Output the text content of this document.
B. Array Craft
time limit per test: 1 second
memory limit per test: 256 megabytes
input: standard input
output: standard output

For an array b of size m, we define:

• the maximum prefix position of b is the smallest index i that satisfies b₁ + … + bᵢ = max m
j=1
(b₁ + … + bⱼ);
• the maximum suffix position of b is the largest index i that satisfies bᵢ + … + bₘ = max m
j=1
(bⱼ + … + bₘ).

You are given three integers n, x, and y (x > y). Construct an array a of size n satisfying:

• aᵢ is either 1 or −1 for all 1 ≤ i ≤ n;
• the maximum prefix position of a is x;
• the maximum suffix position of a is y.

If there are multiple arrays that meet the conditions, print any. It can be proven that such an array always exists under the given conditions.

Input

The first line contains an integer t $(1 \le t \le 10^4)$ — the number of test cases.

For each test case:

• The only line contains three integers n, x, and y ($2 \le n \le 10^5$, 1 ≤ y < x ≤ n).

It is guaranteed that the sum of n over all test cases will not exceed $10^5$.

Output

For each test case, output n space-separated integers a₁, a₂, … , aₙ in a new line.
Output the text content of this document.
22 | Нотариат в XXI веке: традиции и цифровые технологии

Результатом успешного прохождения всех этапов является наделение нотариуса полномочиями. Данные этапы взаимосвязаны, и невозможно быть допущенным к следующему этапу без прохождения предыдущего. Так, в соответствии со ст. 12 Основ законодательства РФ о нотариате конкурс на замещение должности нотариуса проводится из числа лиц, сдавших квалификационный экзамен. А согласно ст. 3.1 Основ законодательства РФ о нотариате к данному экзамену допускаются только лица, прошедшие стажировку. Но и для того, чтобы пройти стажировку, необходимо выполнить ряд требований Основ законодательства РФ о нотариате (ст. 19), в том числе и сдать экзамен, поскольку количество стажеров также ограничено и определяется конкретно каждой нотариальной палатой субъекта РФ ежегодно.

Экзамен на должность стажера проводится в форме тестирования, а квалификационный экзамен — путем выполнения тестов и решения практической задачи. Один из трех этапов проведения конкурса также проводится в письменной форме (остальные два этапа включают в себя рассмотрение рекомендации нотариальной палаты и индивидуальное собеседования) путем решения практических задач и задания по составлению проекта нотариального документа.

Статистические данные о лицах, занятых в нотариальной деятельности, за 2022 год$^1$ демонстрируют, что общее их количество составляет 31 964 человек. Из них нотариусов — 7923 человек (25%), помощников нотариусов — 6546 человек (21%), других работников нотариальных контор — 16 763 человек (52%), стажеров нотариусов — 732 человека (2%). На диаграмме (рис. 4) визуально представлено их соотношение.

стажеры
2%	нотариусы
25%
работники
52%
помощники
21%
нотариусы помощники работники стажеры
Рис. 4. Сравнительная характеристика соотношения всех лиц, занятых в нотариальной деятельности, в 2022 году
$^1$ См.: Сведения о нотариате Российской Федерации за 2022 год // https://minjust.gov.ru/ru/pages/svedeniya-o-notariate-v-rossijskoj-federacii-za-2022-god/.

- [Instructions for the task]
State the number of lines holding the word "integers" in the listing. Add nothing else.

- [Written reply]
3